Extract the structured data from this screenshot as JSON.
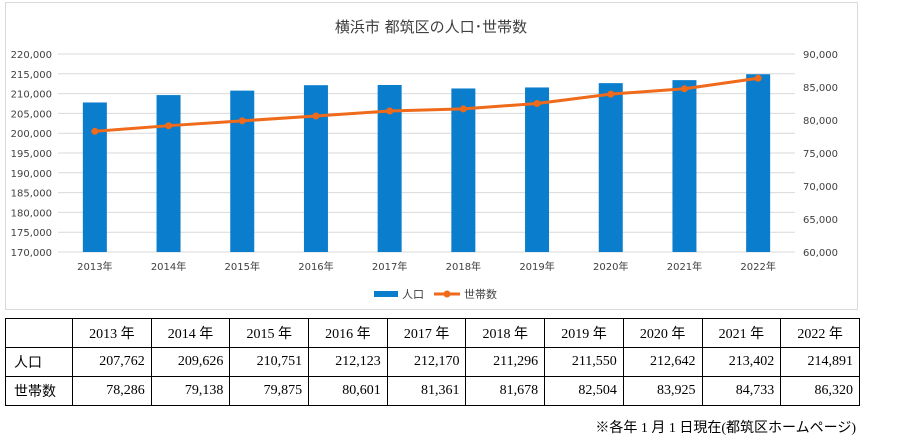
{
  "chart_data": {
    "type": "bar+line",
    "title": "横浜市 都筑区の人口･世帯数",
    "categories": [
      "2013年",
      "2014年",
      "2015年",
      "2016年",
      "2017年",
      "2018年",
      "2019年",
      "2020年",
      "2021年",
      "2022年"
    ],
    "series": [
      {
        "name": "人口",
        "type": "bar",
        "axis": "left",
        "color": "#0a7dcd",
        "values": [
          207762,
          209626,
          210751,
          212123,
          212170,
          211296,
          211550,
          212642,
          213402,
          214891
        ]
      },
      {
        "name": "世帯数",
        "type": "line",
        "axis": "right",
        "color": "#ef6a1a",
        "values": [
          78286,
          79138,
          79875,
          80601,
          81361,
          81678,
          82504,
          83925,
          84733,
          86320
        ]
      }
    ],
    "y_left": {
      "min": 170000,
      "max": 220000,
      "step": 5000,
      "ticks": [
        "170,000",
        "175,000",
        "180,000",
        "185,000",
        "190,000",
        "195,000",
        "200,000",
        "205,000",
        "210,000",
        "215,000",
        "220,000"
      ]
    },
    "y_right": {
      "min": 60000,
      "max": 90000,
      "step": 5000,
      "ticks": [
        "60,000",
        "65,000",
        "70,000",
        "75,000",
        "80,000",
        "85,000",
        "90,000"
      ]
    },
    "grid": true,
    "legend_position": "bottom-center"
  },
  "table": {
    "years": [
      "2013 年",
      "2014 年",
      "2015 年",
      "2016 年",
      "2017 年",
      "2018 年",
      "2019 年",
      "2020 年",
      "2021 年",
      "2022 年"
    ],
    "rows": [
      {
        "label": "人口",
        "values": [
          "207,762",
          "209,626",
          "210,751",
          "212,123",
          "212,170",
          "211,296",
          "211,550",
          "212,642",
          "213,402",
          "214,891"
        ]
      },
      {
        "label": "世帯数",
        "values": [
          "78,286",
          "79,138",
          "79,875",
          "80,601",
          "81,361",
          "81,678",
          "82,504",
          "83,925",
          "84,733",
          "86,320"
        ]
      }
    ]
  },
  "note": "※各年 1 月 1 日現在(都筑区ホームページ)"
}
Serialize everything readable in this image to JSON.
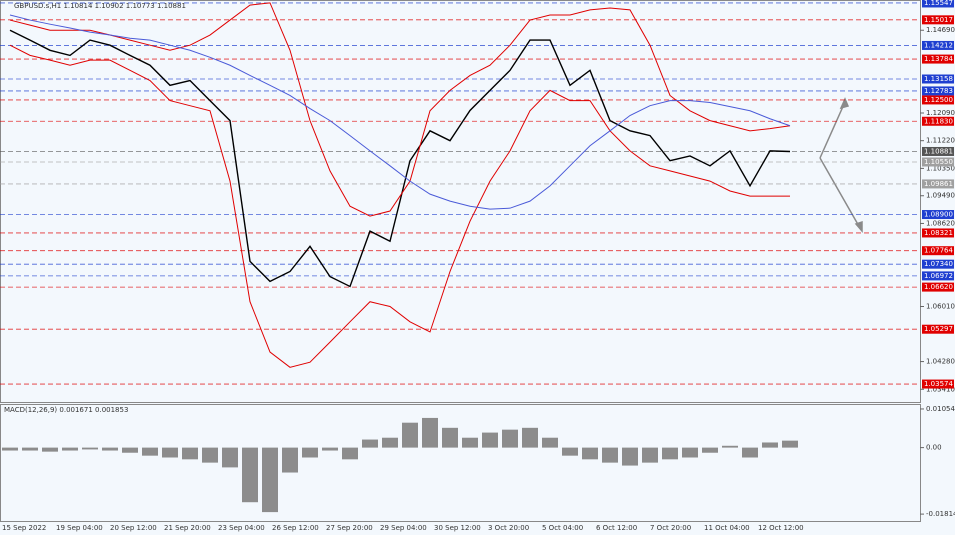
{
  "chart_data": [
    {
      "type": "candlestick",
      "title": "GBPUSD.s,H1  1.10814 1.10902 1.10773 1.10881",
      "ylim": [
        1.0301,
        1.1564
      ],
      "yticks": [
        {
          "value": 1.1469,
          "label": "1.14690"
        },
        {
          "value": 1.1209,
          "label": "1.12090"
        },
        {
          "value": 1.1122,
          "label": "1.11220"
        },
        {
          "value": 1.1035,
          "label": "1.10350"
        },
        {
          "value": 1.0949,
          "label": "1.09490"
        },
        {
          "value": 1.0862,
          "label": "1.08620"
        },
        {
          "value": 1.0601,
          "label": "1.06010"
        },
        {
          "value": 1.0428,
          "label": "1.04280"
        },
        {
          "value": 1.0341,
          "label": "1.03410"
        }
      ],
      "xlabels": [
        "15 Sep 2022",
        "19 Sep 04:00",
        "20 Sep 12:00",
        "21 Sep 20:00",
        "23 Sep 04:00",
        "26 Sep 12:00",
        "27 Sep 20:00",
        "29 Sep 04:00",
        "30 Sep 12:00",
        "3 Oct 20:00",
        "5 Oct 04:00",
        "6 Oct 12:00",
        "7 Oct 20:00",
        "11 Oct 04:00",
        "12 Oct 12:00"
      ],
      "levels": [
        {
          "value": 1.15547,
          "color": "#1f3fd0"
        },
        {
          "value": 1.15017,
          "color": "#e00000"
        },
        {
          "value": 1.14212,
          "color": "#1f3fd0"
        },
        {
          "value": 1.13784,
          "color": "#e00000"
        },
        {
          "value": 1.13158,
          "color": "#1f3fd0"
        },
        {
          "value": 1.12783,
          "color": "#1f3fd0"
        },
        {
          "value": 1.125,
          "label": "1.12500",
          "color": "#e00000"
        },
        {
          "value": 1.1183,
          "label": "1.11830",
          "color": "#e00000"
        },
        {
          "value": 1.10881,
          "color": "#555555"
        },
        {
          "value": 1.1055,
          "label": "1.10550",
          "color": "#a0a0a0"
        },
        {
          "value": 1.09861,
          "color": "#a0a0a0"
        },
        {
          "value": 1.089,
          "label": "1.08900",
          "color": "#1f3fd0"
        },
        {
          "value": 1.08321,
          "color": "#e00000"
        },
        {
          "value": 1.07764,
          "color": "#e00000"
        },
        {
          "value": 1.0734,
          "label": "1.07340",
          "color": "#1f3fd0"
        },
        {
          "value": 1.06972,
          "color": "#1f3fd0"
        },
        {
          "value": 1.0662,
          "label": "1.06620",
          "color": "#e00000"
        },
        {
          "value": 1.05297,
          "color": "#e00000"
        },
        {
          "value": 1.03574,
          "color": "#e00000"
        }
      ],
      "series": [
        {
          "color": "#000000",
          "values": [
            1.1469,
            1.1438,
            1.1406,
            1.139,
            1.1438,
            1.1422,
            1.139,
            1.1359,
            1.1296,
            1.1311,
            1.1248,
            1.1185,
            1.0743,
            1.068,
            1.0711,
            1.079,
            1.0695,
            1.0664,
            1.0838,
            1.0806,
            1.1059,
            1.1153,
            1.1122,
            1.1217,
            1.128,
            1.1343,
            1.1438,
            1.1438,
            1.1296,
            1.1343,
            1.1185,
            1.1153,
            1.1138,
            1.1059,
            1.1074,
            1.1043,
            1.109,
            1.098,
            1.109,
            1.1088
          ]
        },
        {
          "color": "#e00000",
          "values": [
            1.1501,
            1.1485,
            1.1469,
            1.1469,
            1.1469,
            1.1454,
            1.1438,
            1.1422,
            1.1406,
            1.1422,
            1.1454,
            1.1501,
            1.1548,
            1.1555,
            1.1406,
            1.1185,
            1.1027,
            1.0916,
            1.0885,
            1.0901,
            1.0995,
            1.1216,
            1.128,
            1.1327,
            1.1359,
            1.1422,
            1.1501,
            1.1517,
            1.1517,
            1.1533,
            1.1539,
            1.1533,
            1.1422,
            1.1264,
            1.1216,
            1.1185,
            1.1169,
            1.1153,
            1.116,
            1.1169
          ]
        },
        {
          "color": "#e00000",
          "values": [
            1.1422,
            1.139,
            1.1375,
            1.1359,
            1.1375,
            1.1375,
            1.1343,
            1.1311,
            1.1248,
            1.1232,
            1.1216,
            1.0995,
            1.0616,
            1.0458,
            1.041,
            1.0426,
            1.0489,
            1.0553,
            1.0616,
            1.0601,
            1.0553,
            1.0521,
            1.0711,
            1.0869,
            1.0995,
            1.109,
            1.1216,
            1.128,
            1.1248,
            1.1248,
            1.1153,
            1.109,
            1.1043,
            1.1027,
            1.1011,
            1.0995,
            1.0964,
            1.0948,
            1.0948,
            1.0948
          ]
        },
        {
          "color": "#4a5ad8",
          "values": [
            1.1517,
            1.1501,
            1.1488,
            1.1476,
            1.1463,
            1.1454,
            1.1444,
            1.1438,
            1.1422,
            1.1406,
            1.1384,
            1.1359,
            1.1327,
            1.1296,
            1.1264,
            1.1223,
            1.1185,
            1.1138,
            1.109,
            1.1043,
            1.0995,
            1.0954,
            1.0932,
            1.0916,
            1.0907,
            1.091,
            1.0932,
            1.098,
            1.1043,
            1.1106,
            1.1153,
            1.1201,
            1.1232,
            1.1248,
            1.1248,
            1.1242,
            1.1229,
            1.1216,
            1.1191,
            1.1169
          ]
        }
      ]
    },
    {
      "type": "bar",
      "title": "MACD(12,26,9) 0.001671 0.001853",
      "ylim": [
        -0.0203,
        0.0119
      ],
      "yticks": [
        0.010545,
        {
          "value": 0,
          "label": "0.00"
        },
        -0.018145
      ],
      "color": "#8c8c8c",
      "values": [
        -0.0008,
        -0.0008,
        -0.0011,
        -0.0008,
        -0.0005,
        -0.0008,
        -0.0014,
        -0.0022,
        -0.0027,
        -0.0032,
        -0.0041,
        -0.0054,
        -0.0149,
        -0.0176,
        -0.0068,
        -0.0027,
        -0.0008,
        -0.0032,
        0.0022,
        0.0027,
        0.0068,
        0.0081,
        0.0054,
        0.0027,
        0.0041,
        0.0049,
        0.0054,
        0.0027,
        -0.0022,
        -0.0032,
        -0.0041,
        -0.0049,
        -0.0041,
        -0.0032,
        -0.0027,
        -0.0014,
        0.0005,
        -0.0027,
        0.0014,
        0.0019
      ]
    }
  ]
}
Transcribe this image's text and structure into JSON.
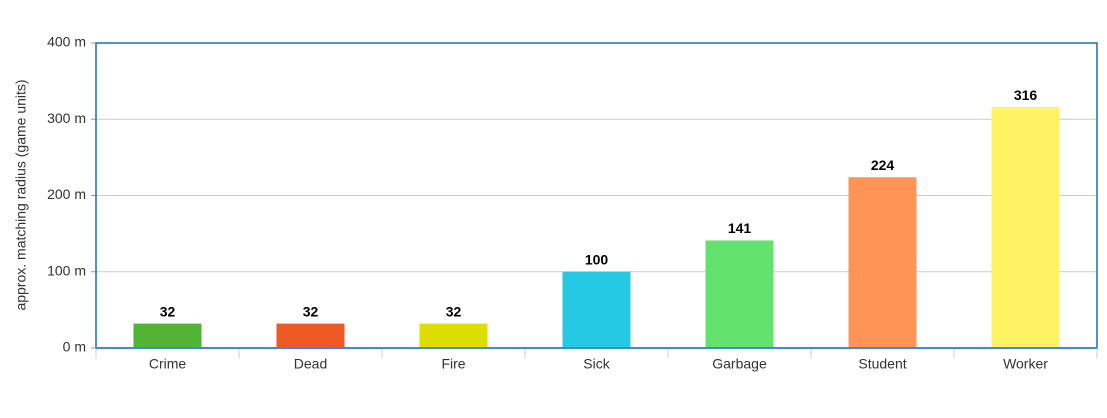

————

# [Stated problem]
Copy each line of the records that contains the word "image".

# [Final result]
Serialize everything readable in this image to JSON.
Transcribe this image's text and structure into JSON.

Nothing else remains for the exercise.